▸ STATED GOAL
Quote the data below in full, minus the images.

-*-

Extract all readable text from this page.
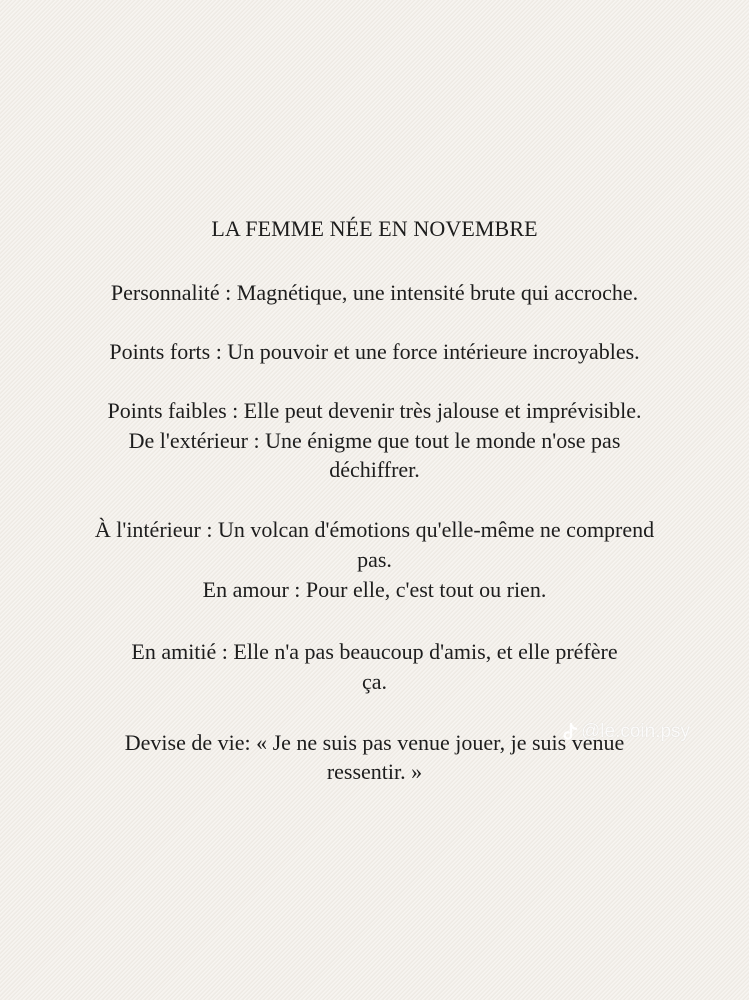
LA FEMME NÉE EN NOVEMBRE
Personnalité : Magnétique, une intensité brute qui accroche.
Points forts : Un pouvoir et une force intérieure incroyables.
Points faibles : Elle peut devenir très jalouse et imprévisible.
De l'extérieur : Une énigme que tout le monde n'ose pas
déchiffrer.
À l'intérieur : Un volcan d'émotions qu'elle-même ne comprend
pas.
En amour : Pour elle, c'est tout ou rien.
En amitié : Elle n'a pas beaucoup d'amis, et elle préfère
ça.
Devise de vie: « Je ne suis pas venue jouer, je suis venue
ressentir. »
@le.coin.psy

-*-

▸ FULL SOLUTION
Extract all readable text from this page.
LA FEMME NÉE EN NOVEMBRE
Personnalité : Magnétique, une intensité brute qui accroche.
Points forts : Un pouvoir et une force intérieure incroyables.
Points faibles : Elle peut devenir très jalouse et imprévisible.
De l'extérieur : Une énigme que tout le monde n'ose pas
déchiffrer.
À l'intérieur : Un volcan d'émotions qu'elle-même ne comprend
pas.
En amour : Pour elle, c'est tout ou rien.
En amitié : Elle n'a pas beaucoup d'amis, et elle préfère
ça.
Devise de vie: « Je ne suis pas venue jouer, je suis venue
ressentir. »
@le.coin.psy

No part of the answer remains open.